What is required: Please copy every line of the records below that holds the word "component".

Records for this task:
● ● ● ●

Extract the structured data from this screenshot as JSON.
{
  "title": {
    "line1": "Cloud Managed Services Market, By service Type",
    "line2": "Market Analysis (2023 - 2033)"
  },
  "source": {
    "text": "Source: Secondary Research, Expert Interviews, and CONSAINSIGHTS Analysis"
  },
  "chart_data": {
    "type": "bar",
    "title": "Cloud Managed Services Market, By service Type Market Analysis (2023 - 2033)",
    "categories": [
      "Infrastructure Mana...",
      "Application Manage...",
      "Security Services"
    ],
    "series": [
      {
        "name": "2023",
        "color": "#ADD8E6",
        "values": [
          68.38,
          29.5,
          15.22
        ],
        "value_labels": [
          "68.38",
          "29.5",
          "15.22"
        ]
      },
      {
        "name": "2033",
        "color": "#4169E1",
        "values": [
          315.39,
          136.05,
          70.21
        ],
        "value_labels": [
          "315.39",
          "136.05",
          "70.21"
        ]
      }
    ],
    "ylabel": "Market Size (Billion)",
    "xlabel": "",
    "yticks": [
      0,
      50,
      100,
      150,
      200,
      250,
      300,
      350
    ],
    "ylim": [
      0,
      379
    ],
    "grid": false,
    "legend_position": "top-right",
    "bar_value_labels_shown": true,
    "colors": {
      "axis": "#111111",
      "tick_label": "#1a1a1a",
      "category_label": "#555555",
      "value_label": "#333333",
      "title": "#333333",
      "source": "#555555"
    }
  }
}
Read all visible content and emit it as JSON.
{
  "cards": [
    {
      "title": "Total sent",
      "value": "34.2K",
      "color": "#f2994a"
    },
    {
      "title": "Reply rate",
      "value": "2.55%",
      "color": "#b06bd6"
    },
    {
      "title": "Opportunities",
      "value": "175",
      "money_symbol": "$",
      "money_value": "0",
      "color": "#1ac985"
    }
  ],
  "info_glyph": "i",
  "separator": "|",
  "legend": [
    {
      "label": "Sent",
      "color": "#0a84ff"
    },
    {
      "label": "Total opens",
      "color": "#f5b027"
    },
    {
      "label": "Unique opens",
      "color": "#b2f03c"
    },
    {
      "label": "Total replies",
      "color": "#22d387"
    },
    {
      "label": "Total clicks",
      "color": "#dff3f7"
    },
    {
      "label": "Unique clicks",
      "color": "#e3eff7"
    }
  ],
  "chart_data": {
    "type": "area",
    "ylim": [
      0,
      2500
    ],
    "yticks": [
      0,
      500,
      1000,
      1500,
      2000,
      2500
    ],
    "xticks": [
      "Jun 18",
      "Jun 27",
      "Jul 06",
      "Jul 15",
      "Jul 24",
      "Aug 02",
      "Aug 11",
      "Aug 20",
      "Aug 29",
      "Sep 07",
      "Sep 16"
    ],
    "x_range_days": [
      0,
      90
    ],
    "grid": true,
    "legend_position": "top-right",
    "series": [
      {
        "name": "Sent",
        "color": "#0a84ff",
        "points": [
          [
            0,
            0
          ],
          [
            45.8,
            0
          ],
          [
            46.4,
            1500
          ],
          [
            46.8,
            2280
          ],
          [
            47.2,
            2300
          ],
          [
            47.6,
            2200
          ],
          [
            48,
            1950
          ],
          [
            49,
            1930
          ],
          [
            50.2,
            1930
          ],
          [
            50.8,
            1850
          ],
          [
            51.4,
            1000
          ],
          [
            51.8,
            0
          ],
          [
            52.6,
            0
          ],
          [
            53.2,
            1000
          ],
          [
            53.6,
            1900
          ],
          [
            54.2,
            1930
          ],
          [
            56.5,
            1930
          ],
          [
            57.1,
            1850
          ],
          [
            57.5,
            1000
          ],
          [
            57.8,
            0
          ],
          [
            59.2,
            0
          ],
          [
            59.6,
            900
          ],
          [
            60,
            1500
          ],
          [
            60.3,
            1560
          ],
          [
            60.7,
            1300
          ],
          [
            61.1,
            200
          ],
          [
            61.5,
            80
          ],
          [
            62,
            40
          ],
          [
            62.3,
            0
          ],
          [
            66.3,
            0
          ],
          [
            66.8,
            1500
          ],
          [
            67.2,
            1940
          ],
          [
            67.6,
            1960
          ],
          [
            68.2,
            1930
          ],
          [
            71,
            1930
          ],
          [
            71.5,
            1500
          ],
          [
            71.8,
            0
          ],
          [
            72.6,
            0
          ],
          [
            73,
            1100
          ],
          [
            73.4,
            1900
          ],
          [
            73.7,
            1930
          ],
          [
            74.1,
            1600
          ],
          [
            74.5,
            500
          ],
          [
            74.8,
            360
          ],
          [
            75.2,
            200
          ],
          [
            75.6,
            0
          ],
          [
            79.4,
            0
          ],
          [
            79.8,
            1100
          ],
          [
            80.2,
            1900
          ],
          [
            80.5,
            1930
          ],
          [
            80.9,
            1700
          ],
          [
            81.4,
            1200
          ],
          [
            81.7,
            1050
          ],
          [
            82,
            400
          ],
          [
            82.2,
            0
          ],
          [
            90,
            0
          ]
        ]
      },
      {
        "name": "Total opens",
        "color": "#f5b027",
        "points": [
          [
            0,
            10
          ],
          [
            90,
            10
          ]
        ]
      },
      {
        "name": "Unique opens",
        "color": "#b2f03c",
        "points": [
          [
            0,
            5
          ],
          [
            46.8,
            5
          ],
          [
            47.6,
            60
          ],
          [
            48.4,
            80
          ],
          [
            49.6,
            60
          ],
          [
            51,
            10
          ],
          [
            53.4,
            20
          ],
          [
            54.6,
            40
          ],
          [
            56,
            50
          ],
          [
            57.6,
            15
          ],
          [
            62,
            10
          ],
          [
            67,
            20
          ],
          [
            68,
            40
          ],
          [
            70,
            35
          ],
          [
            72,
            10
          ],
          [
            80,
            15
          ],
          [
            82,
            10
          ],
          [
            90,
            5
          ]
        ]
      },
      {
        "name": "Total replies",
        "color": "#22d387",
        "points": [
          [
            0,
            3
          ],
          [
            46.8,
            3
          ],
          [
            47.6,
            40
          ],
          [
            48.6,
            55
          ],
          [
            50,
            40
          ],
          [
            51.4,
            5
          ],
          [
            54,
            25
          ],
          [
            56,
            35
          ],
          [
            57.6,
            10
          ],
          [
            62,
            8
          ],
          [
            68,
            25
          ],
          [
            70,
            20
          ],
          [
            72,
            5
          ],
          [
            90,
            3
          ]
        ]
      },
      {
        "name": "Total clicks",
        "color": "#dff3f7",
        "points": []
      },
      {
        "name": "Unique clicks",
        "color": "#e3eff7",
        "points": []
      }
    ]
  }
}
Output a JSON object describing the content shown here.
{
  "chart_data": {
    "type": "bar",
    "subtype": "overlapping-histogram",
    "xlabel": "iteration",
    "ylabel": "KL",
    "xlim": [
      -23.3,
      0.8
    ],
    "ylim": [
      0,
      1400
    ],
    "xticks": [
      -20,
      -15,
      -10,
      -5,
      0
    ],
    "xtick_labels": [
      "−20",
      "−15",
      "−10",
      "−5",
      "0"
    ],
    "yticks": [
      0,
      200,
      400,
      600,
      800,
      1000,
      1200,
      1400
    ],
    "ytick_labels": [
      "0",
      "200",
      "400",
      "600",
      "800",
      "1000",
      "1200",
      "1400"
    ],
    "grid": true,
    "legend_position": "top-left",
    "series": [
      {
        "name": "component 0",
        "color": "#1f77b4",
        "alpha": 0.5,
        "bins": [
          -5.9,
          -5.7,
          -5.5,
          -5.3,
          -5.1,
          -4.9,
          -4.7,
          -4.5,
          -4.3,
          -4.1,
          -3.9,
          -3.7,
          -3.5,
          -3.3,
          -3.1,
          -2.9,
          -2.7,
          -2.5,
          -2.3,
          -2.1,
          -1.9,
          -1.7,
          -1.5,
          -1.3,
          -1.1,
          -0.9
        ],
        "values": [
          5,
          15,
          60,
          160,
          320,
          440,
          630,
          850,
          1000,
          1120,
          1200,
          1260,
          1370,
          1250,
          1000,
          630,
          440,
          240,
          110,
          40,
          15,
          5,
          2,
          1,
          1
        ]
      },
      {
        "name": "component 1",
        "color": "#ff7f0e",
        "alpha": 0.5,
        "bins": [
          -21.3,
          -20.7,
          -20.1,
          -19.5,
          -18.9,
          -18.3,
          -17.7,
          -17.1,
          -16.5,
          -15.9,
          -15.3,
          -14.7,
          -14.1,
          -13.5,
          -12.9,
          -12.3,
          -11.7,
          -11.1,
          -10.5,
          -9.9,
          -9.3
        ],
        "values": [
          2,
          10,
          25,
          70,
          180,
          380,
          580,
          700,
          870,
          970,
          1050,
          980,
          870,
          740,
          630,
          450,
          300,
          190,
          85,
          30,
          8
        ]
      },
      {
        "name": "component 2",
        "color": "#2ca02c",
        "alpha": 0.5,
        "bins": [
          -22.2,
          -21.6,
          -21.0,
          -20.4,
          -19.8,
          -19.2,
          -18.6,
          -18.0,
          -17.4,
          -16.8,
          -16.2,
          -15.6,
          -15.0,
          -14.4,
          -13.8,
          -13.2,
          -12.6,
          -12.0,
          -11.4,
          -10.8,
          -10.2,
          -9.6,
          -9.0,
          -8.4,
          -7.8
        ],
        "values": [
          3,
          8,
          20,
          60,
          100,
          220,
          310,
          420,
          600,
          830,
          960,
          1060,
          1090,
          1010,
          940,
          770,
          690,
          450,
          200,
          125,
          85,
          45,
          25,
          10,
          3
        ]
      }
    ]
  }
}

● ● ● ●

Written reply:
        "name": "component 0",
        "name": "component 1",
        "name": "component 2",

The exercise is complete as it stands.